PROBLEM: Every entry should be repeated exactly. Omit the pictures.

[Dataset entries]

# # # # # # #

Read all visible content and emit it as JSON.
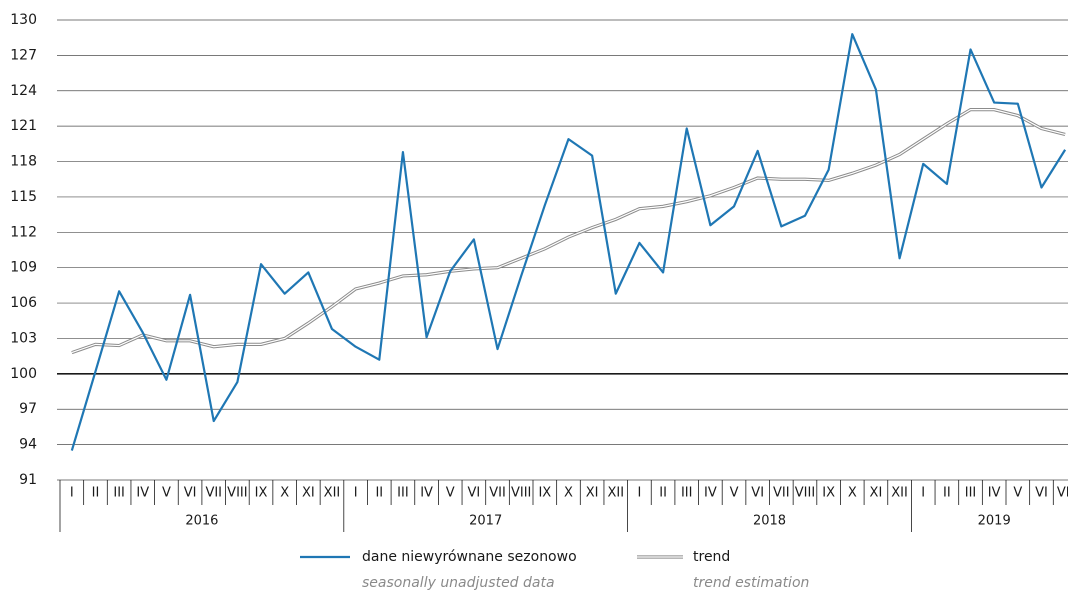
{
  "chart_data": {
    "type": "line",
    "categories": [
      "I",
      "II",
      "III",
      "IV",
      "V",
      "VI",
      "VII",
      "VIII",
      "IX",
      "X",
      "XI",
      "XII",
      "I",
      "II",
      "III",
      "IV",
      "V",
      "VI",
      "VII",
      "VIII",
      "IX",
      "X",
      "XI",
      "XII",
      "I",
      "II",
      "III",
      "IV",
      "V",
      "VI",
      "VII",
      "VIII",
      "IX",
      "X",
      "XI",
      "XII",
      "I",
      "II",
      "III",
      "IV",
      "V",
      "VI",
      "VII"
    ],
    "years": [
      "2016",
      "2017",
      "2018",
      "2019"
    ],
    "series": [
      {
        "name": "dane niewyrównane sezonowo",
        "name_en": "seasonally unadjusted data",
        "color": "#1f77b4",
        "values": [
          93.5,
          100.2,
          107,
          103.5,
          99.5,
          106.7,
          96,
          99.3,
          109.3,
          106.8,
          108.6,
          103.8,
          102.3,
          101.2,
          118.8,
          103.1,
          108.7,
          111.4,
          102.1,
          108.3,
          114.3,
          119.9,
          118.5,
          106.8,
          111.1,
          108.6,
          120.8,
          112.6,
          114.2,
          118.9,
          112.5,
          113.4,
          117.3,
          128.8,
          124.1,
          109.8,
          117.8,
          116.1,
          127.5,
          123,
          122.9,
          115.8,
          119
        ]
      },
      {
        "name": "trend",
        "name_en": "trend estimation",
        "color": "#8c8c8c",
        "values": [
          101.8,
          102.5,
          102.4,
          103.3,
          102.8,
          102.8,
          102.3,
          102.5,
          102.5,
          103,
          104.3,
          105.7,
          107.2,
          107.7,
          108.3,
          108.4,
          108.7,
          108.9,
          109,
          109.8,
          110.6,
          111.6,
          112.4,
          113.1,
          114,
          114.2,
          114.6,
          115.1,
          115.8,
          116.6,
          116.5,
          116.5,
          116.4,
          117,
          117.7,
          118.6,
          119.9,
          121.2,
          122.4,
          122.4,
          121.9,
          120.8,
          120.3
        ]
      }
    ],
    "ylim": [
      91,
      130
    ],
    "yticks": [
      91,
      94,
      97,
      100,
      103,
      106,
      109,
      112,
      115,
      118,
      121,
      124,
      127,
      130
    ],
    "grid": true,
    "baseline": 100
  }
}
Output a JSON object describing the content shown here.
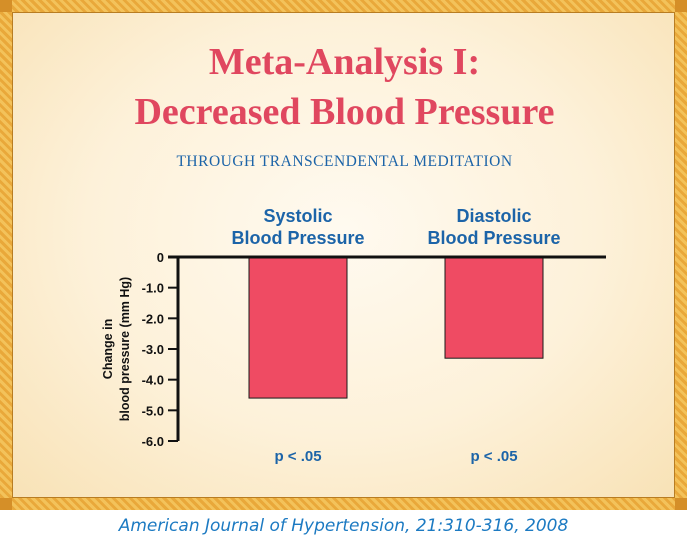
{
  "title_line1": "Meta-Analysis I:",
  "title_line2": "Decreased Blood Pressure",
  "subtitle": "THROUGH TRANSCENDENTAL MEDITATION",
  "citation": "American Journal of Hypertension, 21:310-316, 2008",
  "colors": {
    "title": "#e0475f",
    "label": "#1c64a8",
    "bar": "#ef4b63",
    "citation": "#1c7ac2"
  },
  "chart_data": {
    "type": "bar",
    "categories": [
      "Systolic\nBlood Pressure",
      "Diastolic\nBlood Pressure"
    ],
    "values": [
      -4.6,
      -3.3
    ],
    "annotations": [
      "p < .05",
      "p < .05"
    ],
    "ylabel_line1": "Change in",
    "ylabel_line2": "blood pressure (mm Hg)",
    "yticks": [
      "0",
      "-1.0",
      "-2.0",
      "-3.0",
      "-4.0",
      "-5.0",
      "-6.0"
    ],
    "ylim": [
      -6,
      0
    ],
    "grid": false
  }
}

# # # # # # #

RESULT OF THIS TASK:
Read all visible content and emit it as JSON.
{
  "chart_data": {
    "type": "line",
    "categories": [
      "I",
      "II",
      "III",
      "IV",
      "V",
      "VI",
      "VII",
      "VIII",
      "IX",
      "X",
      "XI",
      "XII",
      "I",
      "II",
      "III",
      "IV",
      "V",
      "VI",
      "VII",
      "VIII",
      "IX",
      "X",
      "XI",
      "XII",
      "I",
      "II",
      "III",
      "IV",
      "V",
      "VI",
      "VII",
      "VIII",
      "IX",
      "X",
      "XI",
      "XII",
      "I",
      "II",
      "III",
      "IV",
      "V",
      "VI",
      "VII"
    ],
    "years": [
      "2016",
      "2017",
      "2018",
      "2019"
    ],
    "series": [
      {
        "name": "dane niewyrównane sezonowo",
        "name_en": "seasonally unadjusted data",
        "color": "#1f77b4",
        "values": [
          93.5,
          100.2,
          107,
          103.5,
          99.5,
          106.7,
          96,
          99.3,
          109.3,
          106.8,
          108.6,
          103.8,
          102.3,
          101.2,
          118.8,
          103.1,
          108.7,
          111.4,
          102.1,
          108.3,
          114.3,
          119.9,
          118.5,
          106.8,
          111.1,
          108.6,
          120.8,
          112.6,
          114.2,
          118.9,
          112.5,
          113.4,
          117.3,
          128.8,
          124.1,
          109.8,
          117.8,
          116.1,
          127.5,
          123,
          122.9,
          115.8,
          119
        ]
      },
      {
        "name": "trend",
        "name_en": "trend estimation",
        "color": "#8c8c8c",
        "values": [
          101.8,
          102.5,
          102.4,
          103.3,
          102.8,
          102.8,
          102.3,
          102.5,
          102.5,
          103,
          104.3,
          105.7,
          107.2,
          107.7,
          108.3,
          108.4,
          108.7,
          108.9,
          109,
          109.8,
          110.6,
          111.6,
          112.4,
          113.1,
          114,
          114.2,
          114.6,
          115.1,
          115.8,
          116.6,
          116.5,
          116.5,
          116.4,
          117,
          117.7,
          118.6,
          119.9,
          121.2,
          122.4,
          122.4,
          121.9,
          120.8,
          120.3
        ]
      }
    ],
    "ylim": [
      91,
      130
    ],
    "yticks": [
      91,
      94,
      97,
      100,
      103,
      106,
      109,
      112,
      115,
      118,
      121,
      124,
      127,
      130
    ],
    "grid": true,
    "baseline": 100
  }
}
Output a JSON object describing the content shown here.
{
  "title_line1": "Meta-Analysis I:",
  "title_line2": "Decreased Blood Pressure",
  "subtitle": "THROUGH TRANSCENDENTAL MEDITATION",
  "citation": "American Journal of Hypertension, 21:310-316, 2008",
  "colors": {
    "title": "#e0475f",
    "label": "#1c64a8",
    "bar": "#ef4b63",
    "citation": "#1c7ac2"
  },
  "chart_data": {
    "type": "bar",
    "categories": [
      "Systolic\nBlood Pressure",
      "Diastolic\nBlood Pressure"
    ],
    "values": [
      -4.6,
      -3.3
    ],
    "annotations": [
      "p < .05",
      "p < .05"
    ],
    "ylabel_line1": "Change in",
    "ylabel_line2": "blood pressure (mm Hg)",
    "yticks": [
      "0",
      "-1.0",
      "-2.0",
      "-3.0",
      "-4.0",
      "-5.0",
      "-6.0"
    ],
    "ylim": [
      -6,
      0
    ],
    "grid": false
  }
}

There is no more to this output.